Extracted records:

-*-

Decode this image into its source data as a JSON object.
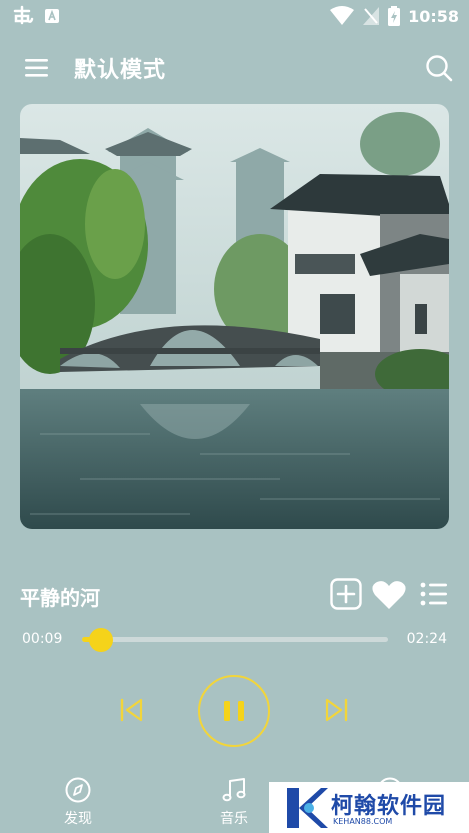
{
  "status_bar": {
    "time": "10:58",
    "left_icons": [
      "app-notification-icon",
      "font-icon"
    ],
    "right_icons": [
      "wifi-icon",
      "no-signal-icon",
      "battery-charging-icon"
    ]
  },
  "header": {
    "title": "默认模式",
    "menu_icon": "hamburger-menu-icon",
    "search_icon": "search-icon"
  },
  "player": {
    "song_title": "平静的河",
    "current_time": "00:09",
    "duration": "02:24",
    "progress_fraction": 0.0625,
    "state": "playing",
    "liked": false
  },
  "actions": [
    "add-to-playlist-icon",
    "heart-icon",
    "playlist-icon"
  ],
  "controls": [
    "previous-icon",
    "pause-icon",
    "next-icon"
  ],
  "bottom_nav": [
    {
      "label": "发现",
      "icon": "compass-icon"
    },
    {
      "label": "音乐",
      "icon": "music-note-icon"
    },
    {
      "label": "",
      "icon": "profile-icon"
    }
  ],
  "watermark": {
    "brand": "柯翰软件园",
    "url": "KEHAN88.COM"
  },
  "colors": {
    "background": "#a9c2c2",
    "accent": "#f5d31a",
    "text": "#ffffff"
  }
}
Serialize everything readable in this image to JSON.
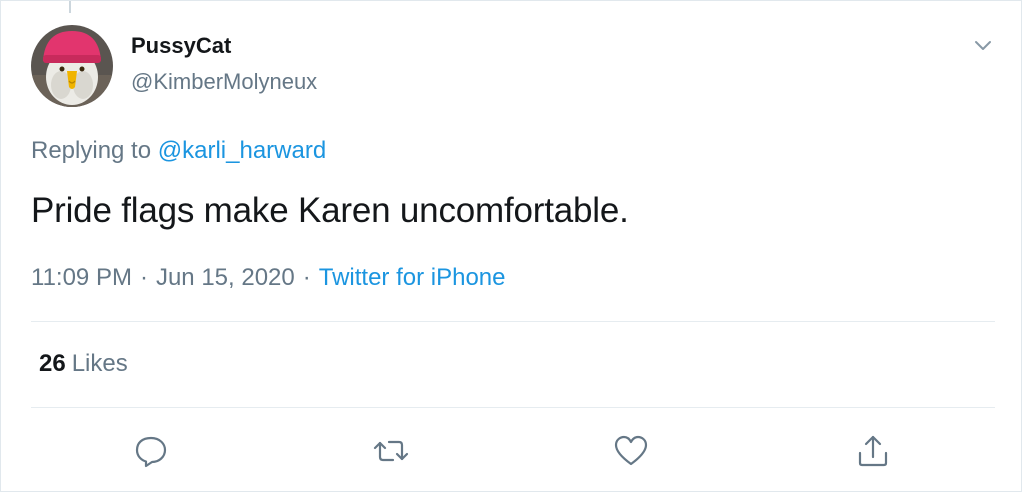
{
  "tweet": {
    "display_name": "PussyCat",
    "handle": "@KimberMolyneux",
    "replying_to_label": "Replying to",
    "replying_to_handle": "@karli_harward",
    "text": "Pride flags make Karen uncomfortable.",
    "time": "11:09 PM",
    "date": "Jun 15, 2020",
    "source": "Twitter for iPhone",
    "separator": "·"
  },
  "stats": {
    "likes_count": "26",
    "likes_label": "Likes"
  },
  "icons": {
    "more": "chevron-down-icon",
    "reply": "reply-icon",
    "retweet": "retweet-icon",
    "like": "heart-icon",
    "share": "share-icon"
  },
  "colors": {
    "link": "#1b95e0",
    "secondary_text": "#657786",
    "primary_text": "#14171a",
    "divider": "#e6ecf0"
  }
}
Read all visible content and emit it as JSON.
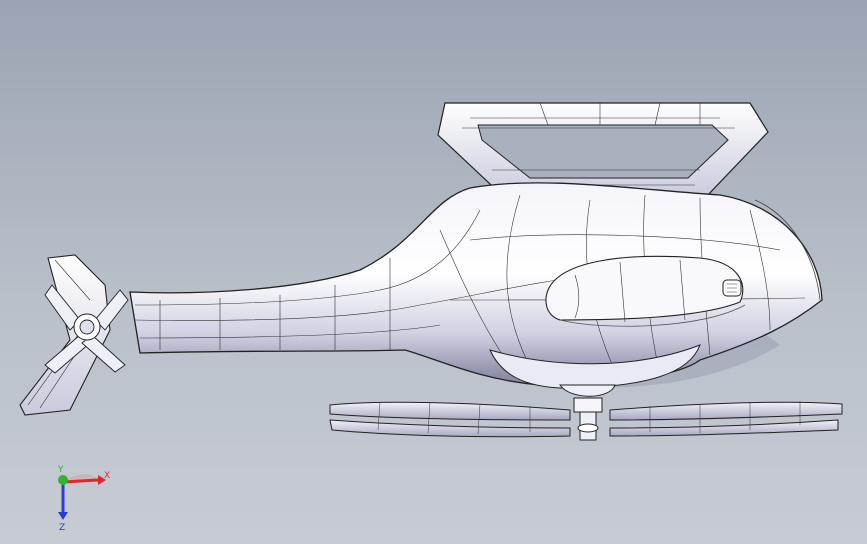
{
  "viewport": {
    "background": "#b2bac5",
    "model": "helicopter-model",
    "orientation_triad": {
      "x_label": "X",
      "y_label": "Y",
      "z_label": "Z",
      "x_color": "#d92b2b",
      "y_color": "#2fb52f",
      "z_color": "#2a3fd1"
    }
  }
}
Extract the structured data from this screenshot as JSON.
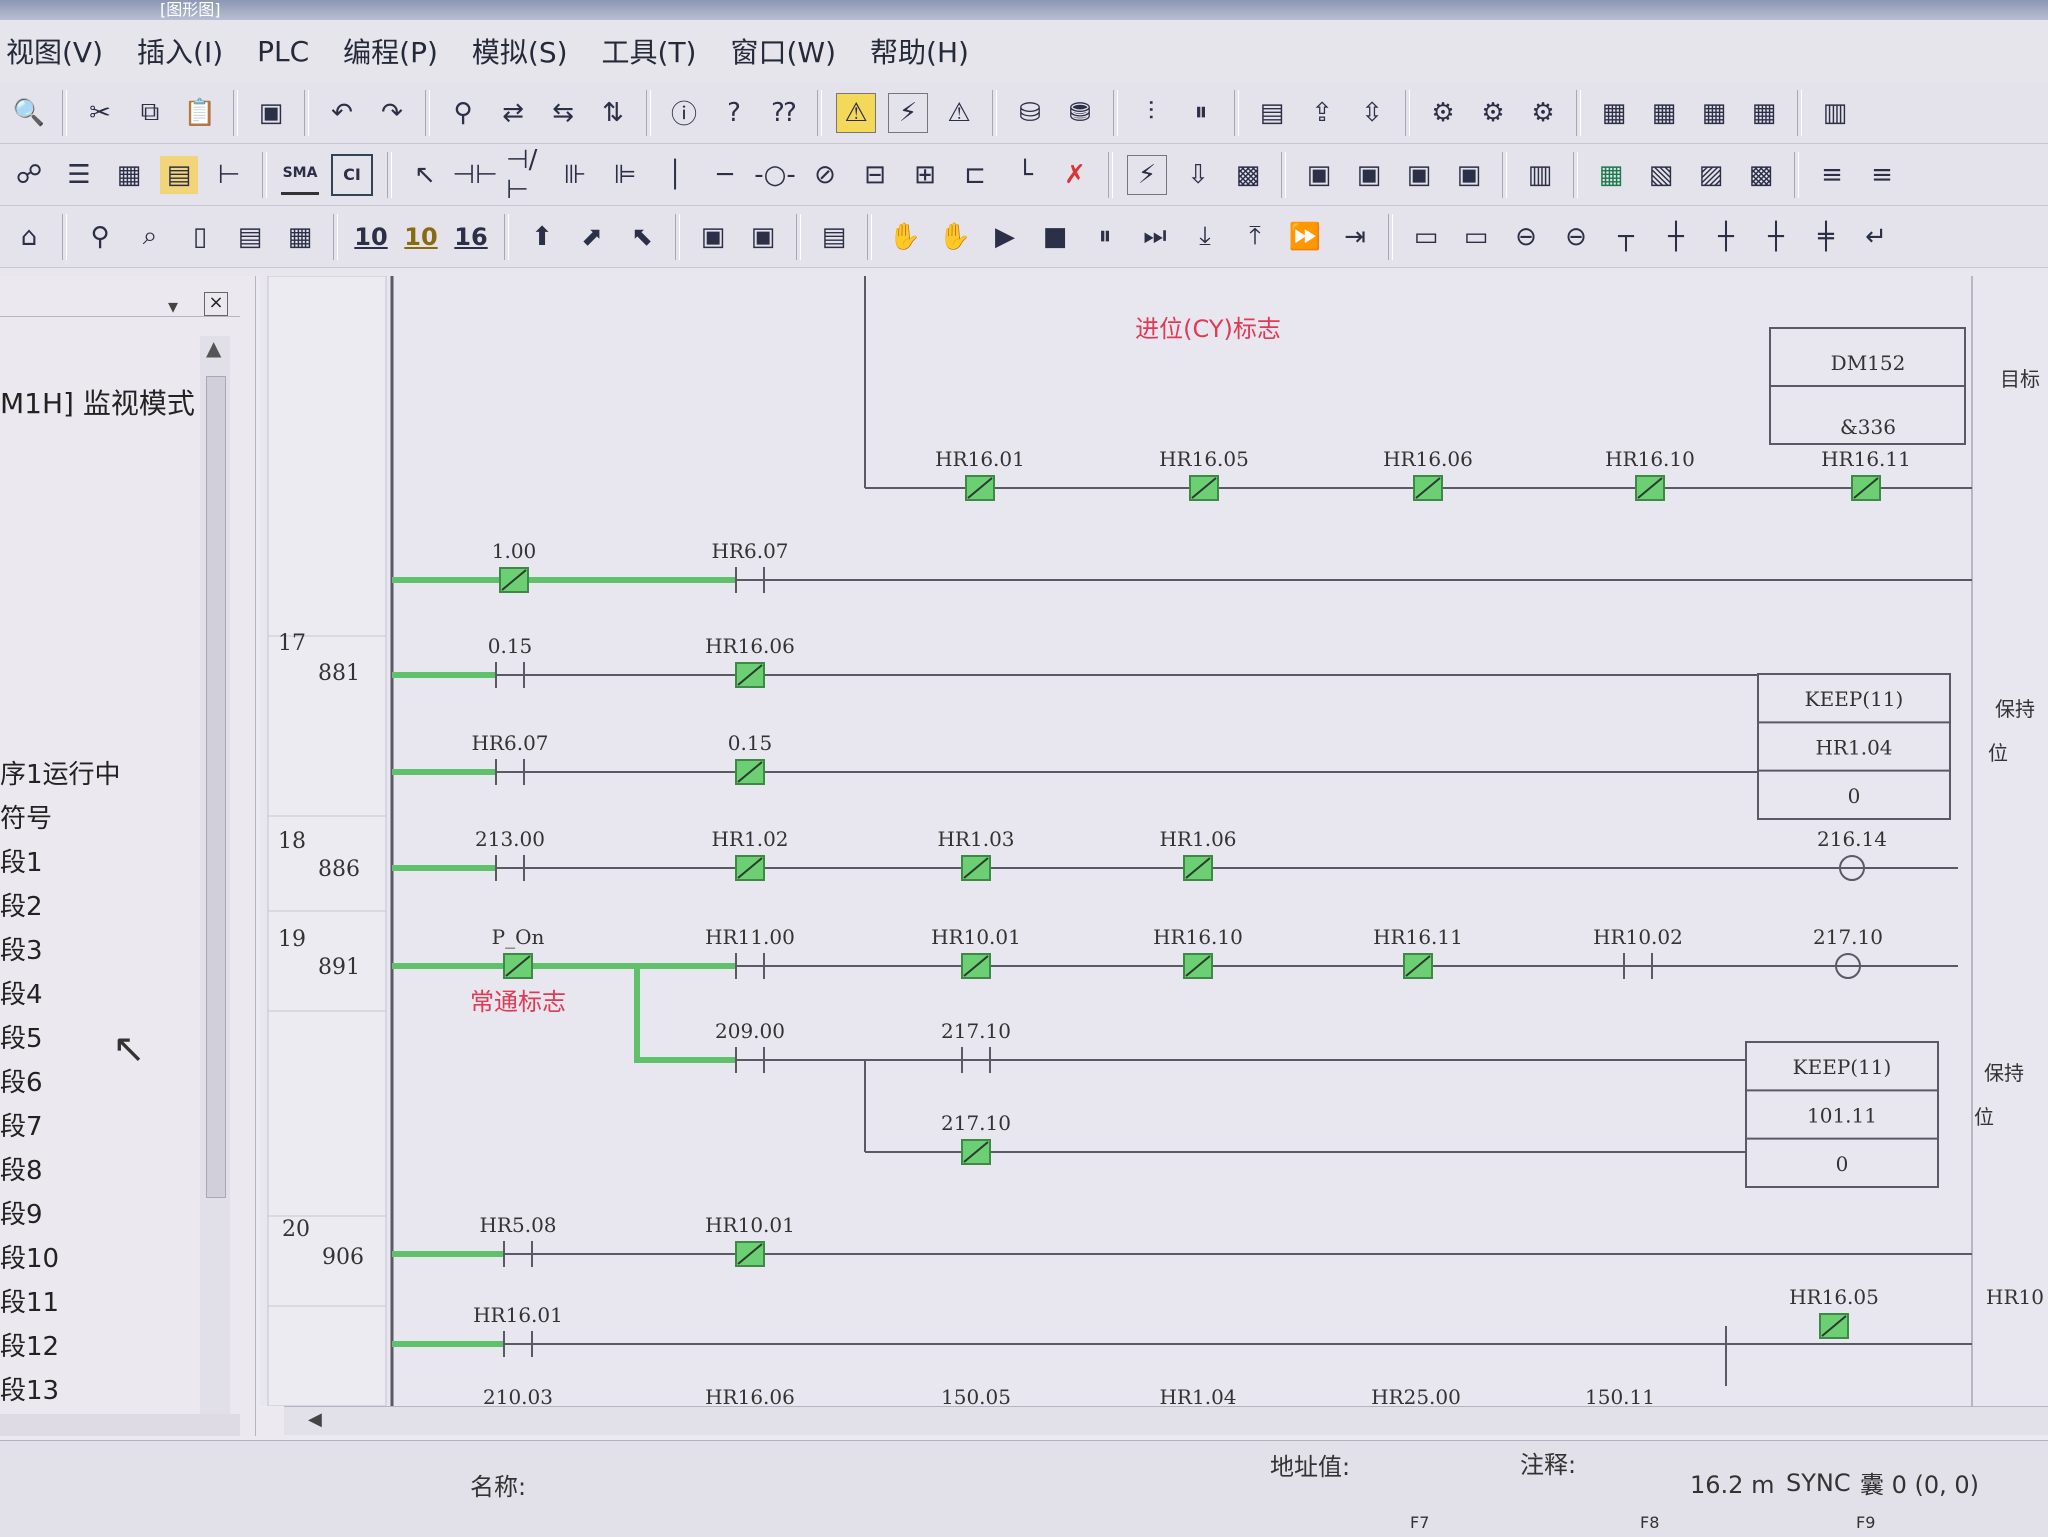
{
  "window": {
    "title": "[图形图]"
  },
  "menu": [
    {
      "id": "view",
      "label": "视图(V)"
    },
    {
      "id": "insert",
      "label": "插入(I)"
    },
    {
      "id": "plc",
      "label": "PLC"
    },
    {
      "id": "program",
      "label": "编程(P)"
    },
    {
      "id": "simulate",
      "label": "模拟(S)"
    },
    {
      "id": "tools",
      "label": "工具(T)"
    },
    {
      "id": "window",
      "label": "窗口(W)"
    },
    {
      "id": "help",
      "label": "帮助(H)"
    }
  ],
  "toolbar_labels": {
    "sma": "SMA",
    "ci": "CI",
    "n10a": "10",
    "n10b": "10",
    "n16": "16"
  },
  "project_panel": {
    "mode_text": "M1H] 监视模式",
    "items": [
      "序1运行中",
      "符号",
      "段1",
      "段2",
      "段3",
      "段4",
      "段5",
      "段6",
      "段7",
      "段8",
      "段9",
      "段10",
      "段11",
      "段12",
      "段13"
    ]
  },
  "ladder": {
    "annotations": {
      "carry_flag": "进位(CY)标志",
      "always_on": "常通标志",
      "target": "目标",
      "keep_a": "保持",
      "keep_b": "位",
      "keep_c": "保持",
      "keep_d": "位"
    },
    "top_block": {
      "line1": "DM152",
      "line2": "&336"
    },
    "top_contacts": [
      "HR16.01",
      "HR16.05",
      "HR16.06",
      "HR16.10",
      "HR16.11"
    ],
    "rungs": [
      {
        "id": "pre",
        "number": "",
        "address": "",
        "contacts": [
          "1.00",
          "HR6.07"
        ]
      },
      {
        "id": "r17",
        "number": "17",
        "address": "881",
        "contacts": [
          "0.15",
          "HR16.06",
          "HR6.07",
          "0.15"
        ],
        "keep": {
          "title": "KEEP(11)",
          "operand": "HR1.04",
          "value": "0"
        }
      },
      {
        "id": "r18",
        "number": "18",
        "address": "886",
        "contacts": [
          "213.00",
          "HR1.02",
          "HR1.03",
          "HR1.06"
        ],
        "coil": "216.14"
      },
      {
        "id": "r19",
        "number": "19",
        "address": "891",
        "contacts": [
          "P_On",
          "HR11.00",
          "HR10.01",
          "HR16.10",
          "HR16.11",
          "HR10.02",
          "209.00",
          "217.10",
          "217.10"
        ],
        "coil": "217.10",
        "keep": {
          "title": "KEEP(11)",
          "operand": "101.11",
          "value": "0"
        }
      },
      {
        "id": "r20",
        "number": "20",
        "address": "906",
        "contacts": [
          "HR5.08",
          "HR10.01",
          "HR16.01",
          "HR16.05",
          "HR10"
        ]
      }
    ],
    "partial_row": [
      "210.03",
      "HR16.06",
      "150.05",
      "HR1.04",
      "HR25.00",
      "150.11"
    ]
  },
  "status": {
    "name_label": "名称:",
    "address_label": "地址值:",
    "comment_label": "注释:",
    "time": "16.2 m",
    "sync": "SYNC",
    "pos": "囊 0 (0, 0)",
    "f7": "F7",
    "f8": "F8",
    "f9": "F9"
  },
  "colors": {
    "energized": "#5fc26a",
    "nc_fill": "#6ccf74",
    "rail": "#5a5a66",
    "wire": "#5a5a66",
    "red": "#e03a55"
  }
}
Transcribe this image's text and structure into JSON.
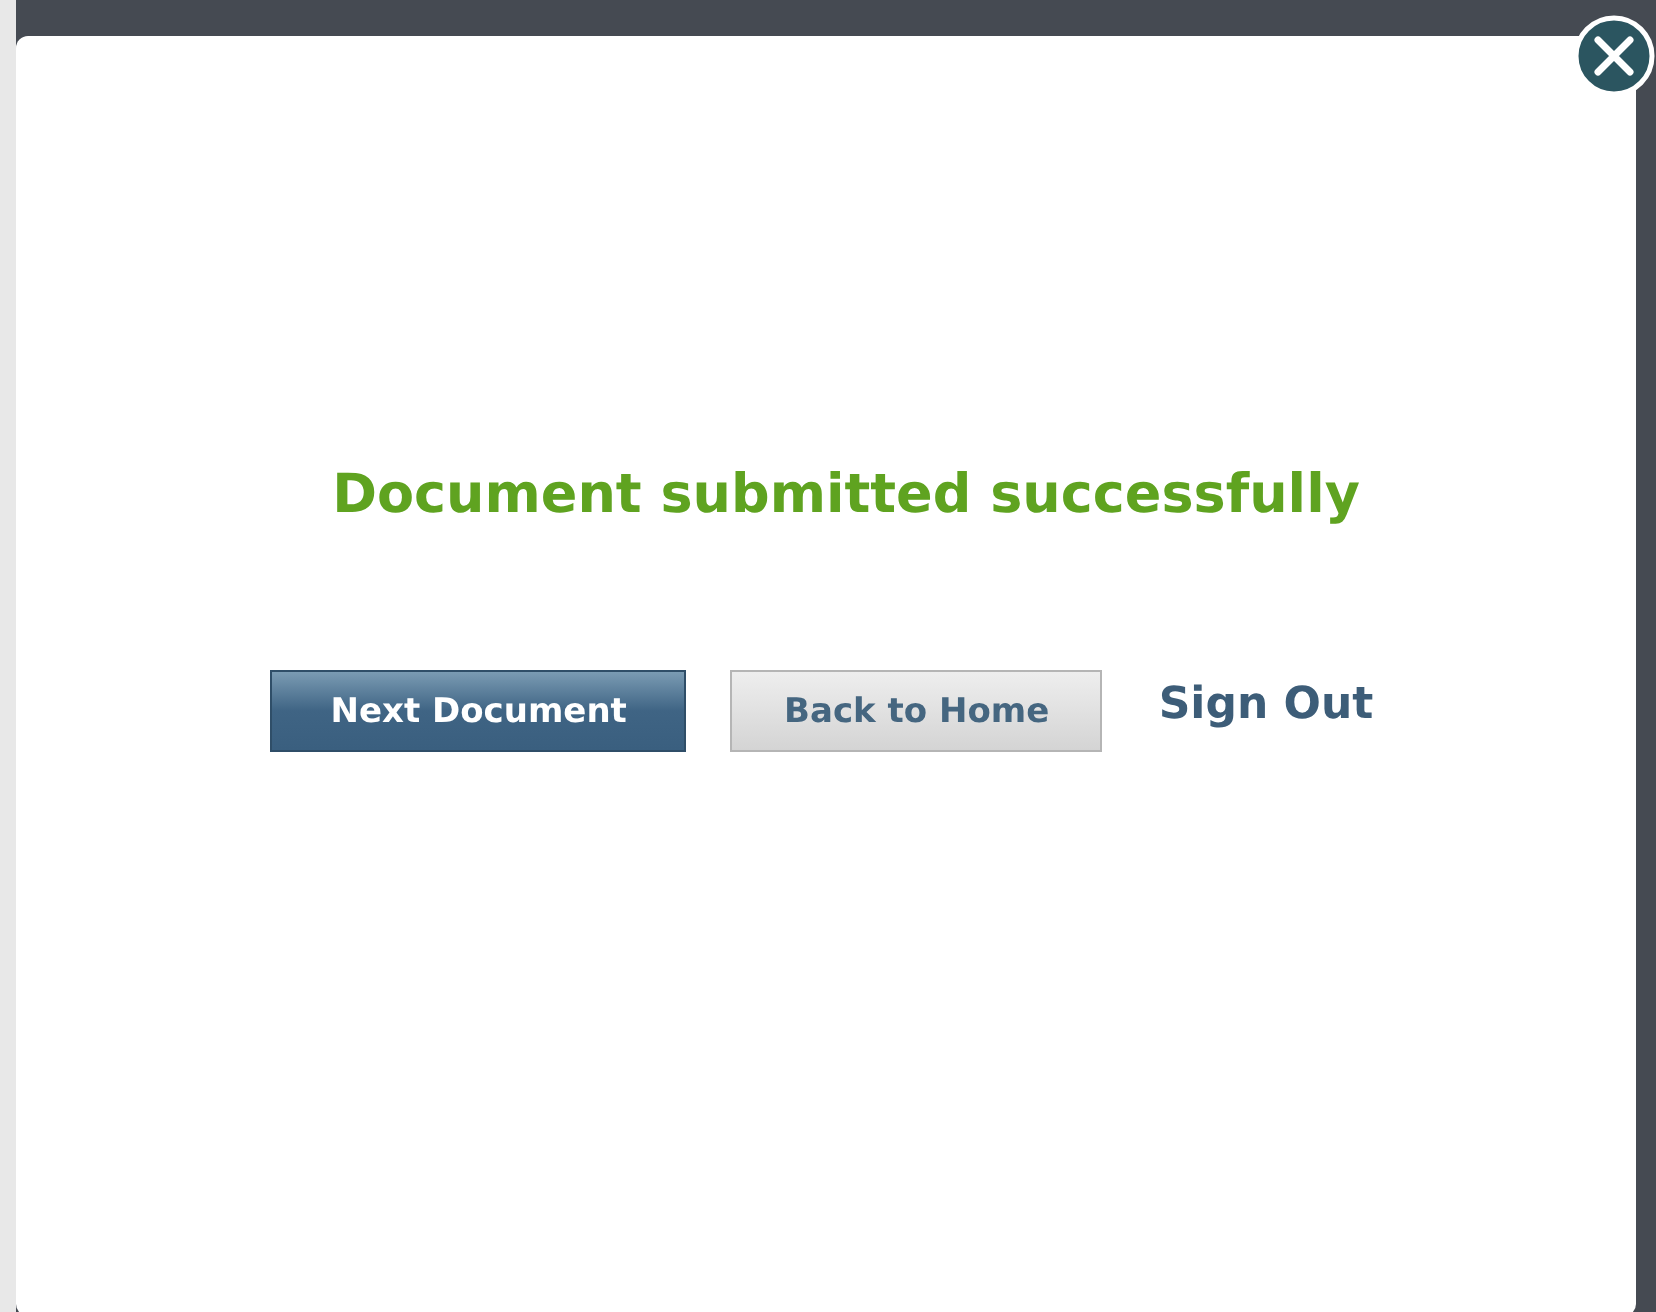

-*-

» GIVEN TASK
Every line of the material is to be quoted exactly, with no pictures carried over.

» ANSWER TO THIS PROBLEM
Decode this image into its source data as a JSON object.
{
  "status_bar": {
    "time": "10:58",
    "left_icons": [
      "app-notification-icon",
      "font-icon"
    ],
    "right_icons": [
      "wifi-icon",
      "no-signal-icon",
      "battery-charging-icon"
    ]
  },
  "header": {
    "title": "默认模式",
    "menu_icon": "hamburger-menu-icon",
    "search_icon": "search-icon"
  },
  "player": {
    "song_title": "平静的河",
    "current_time": "00:09",
    "duration": "02:24",
    "progress_fraction": 0.0625,
    "state": "playing",
    "liked": false
  },
  "actions": [
    "add-to-playlist-icon",
    "heart-icon",
    "playlist-icon"
  ],
  "controls": [
    "previous-icon",
    "pause-icon",
    "next-icon"
  ],
  "bottom_nav": [
    {
      "label": "发现",
      "icon": "compass-icon"
    },
    {
      "label": "音乐",
      "icon": "music-note-icon"
    },
    {
      "label": "",
      "icon": "profile-icon"
    }
  ],
  "watermark": {
    "brand": "柯翰软件园",
    "url": "KEHAN88.COM"
  },
  "colors": {
    "background": "#a9c2c2",
    "accent": "#f5d31a",
    "text": "#ffffff"
  }
}
Serialize everything readable in this image to JSON.
{
  "tweet": {
    "display_name": "PussyCat",
    "handle": "@KimberMolyneux",
    "replying_to_label": "Replying to",
    "replying_to_handle": "@karli_harward",
    "text": "Pride flags make Karen uncomfortable.",
    "time": "11:09 PM",
    "date": "Jun 15, 2020",
    "source": "Twitter for iPhone",
    "separator": "·"
  },
  "stats": {
    "likes_count": "26",
    "likes_label": "Likes"
  },
  "icons": {
    "more": "chevron-down-icon",
    "reply": "reply-icon",
    "retweet": "retweet-icon",
    "like": "heart-icon",
    "share": "share-icon"
  },
  "colors": {
    "link": "#1b95e0",
    "secondary_text": "#657786",
    "primary_text": "#14171a",
    "divider": "#e6ecf0"
  }
}
Read all visible content and emit it as JSON.
{
  "viewport": {
    "background": "#b2bac5",
    "model": "helicopter-model",
    "orientation_triad": {
      "x_label": "X",
      "y_label": "Y",
      "z_label": "Z",
      "x_color": "#d92b2b",
      "y_color": "#2fb52f",
      "z_color": "#2a3fd1"
    }
  }
}
Extract the structured data from this screenshot as JSON.
{
  "window": {
    "title": "[图形图]"
  },
  "menu": [
    {
      "id": "view",
      "label": "视图(V)"
    },
    {
      "id": "insert",
      "label": "插入(I)"
    },
    {
      "id": "plc",
      "label": "PLC"
    },
    {
      "id": "program",
      "label": "编程(P)"
    },
    {
      "id": "simulate",
      "label": "模拟(S)"
    },
    {
      "id": "tools",
      "label": "工具(T)"
    },
    {
      "id": "window",
      "label": "窗口(W)"
    },
    {
      "id": "help",
      "label": "帮助(H)"
    }
  ],
  "toolbar_labels": {
    "sma": "SMA",
    "ci": "CI",
    "n10a": "10",
    "n10b": "10",
    "n16": "16"
  },
  "project_panel": {
    "mode_text": "M1H] 监视模式",
    "items": [
      "序1运行中",
      "符号",
      "段1",
      "段2",
      "段3",
      "段4",
      "段5",
      "段6",
      "段7",
      "段8",
      "段9",
      "段10",
      "段11",
      "段12",
      "段13"
    ]
  },
  "ladder": {
    "annotations": {
      "carry_flag": "进位(CY)标志",
      "always_on": "常通标志",
      "target": "目标",
      "keep_a": "保持",
      "keep_b": "位",
      "keep_c": "保持",
      "keep_d": "位"
    },
    "top_block": {
      "line1": "DM152",
      "line2": "&336"
    },
    "top_contacts": [
      "HR16.01",
      "HR16.05",
      "HR16.06",
      "HR16.10",
      "HR16.11"
    ],
    "rungs": [
      {
        "id": "pre",
        "number": "",
        "address": "",
        "contacts": [
          "1.00",
          "HR6.07"
        ]
      },
      {
        "id": "r17",
        "number": "17",
        "address": "881",
        "contacts": [
          "0.15",
          "HR16.06",
          "HR6.07",
          "0.15"
        ],
        "keep": {
          "title": "KEEP(11)",
          "operand": "HR1.04",
          "value": "0"
        }
      },
      {
        "id": "r18",
        "number": "18",
        "address": "886",
        "contacts": [
          "213.00",
          "HR1.02",
          "HR1.03",
          "HR1.06"
        ],
        "coil": "216.14"
      },
      {
        "id": "r19",
        "number": "19",
        "address": "891",
        "contacts": [
          "P_On",
          "HR11.00",
          "HR10.01",
          "HR16.10",
          "HR16.11",
          "HR10.02",
          "209.00",
          "217.10",
          "217.10"
        ],
        "coil": "217.10",
        "keep": {
          "title": "KEEP(11)",
          "operand": "101.11",
          "value": "0"
        }
      },
      {
        "id": "r20",
        "number": "20",
        "address": "906",
        "contacts": [
          "HR5.08",
          "HR10.01",
          "HR16.01",
          "HR16.05",
          "HR10"
        ]
      }
    ],
    "partial_row": [
      "210.03",
      "HR16.06",
      "150.05",
      "HR1.04",
      "HR25.00",
      "150.11"
    ]
  },
  "status": {
    "name_label": "名称:",
    "address_label": "地址值:",
    "comment_label": "注释:",
    "time": "16.2 m",
    "sync": "SYNC",
    "pos": "囊 0 (0, 0)",
    "f7": "F7",
    "f8": "F8",
    "f9": "F9"
  },
  "colors": {
    "energized": "#5fc26a",
    "nc_fill": "#6ccf74",
    "rail": "#5a5a66",
    "wire": "#5a5a66",
    "red": "#e03a55"
  }
}
Transcribe this image's text and structure into JSON.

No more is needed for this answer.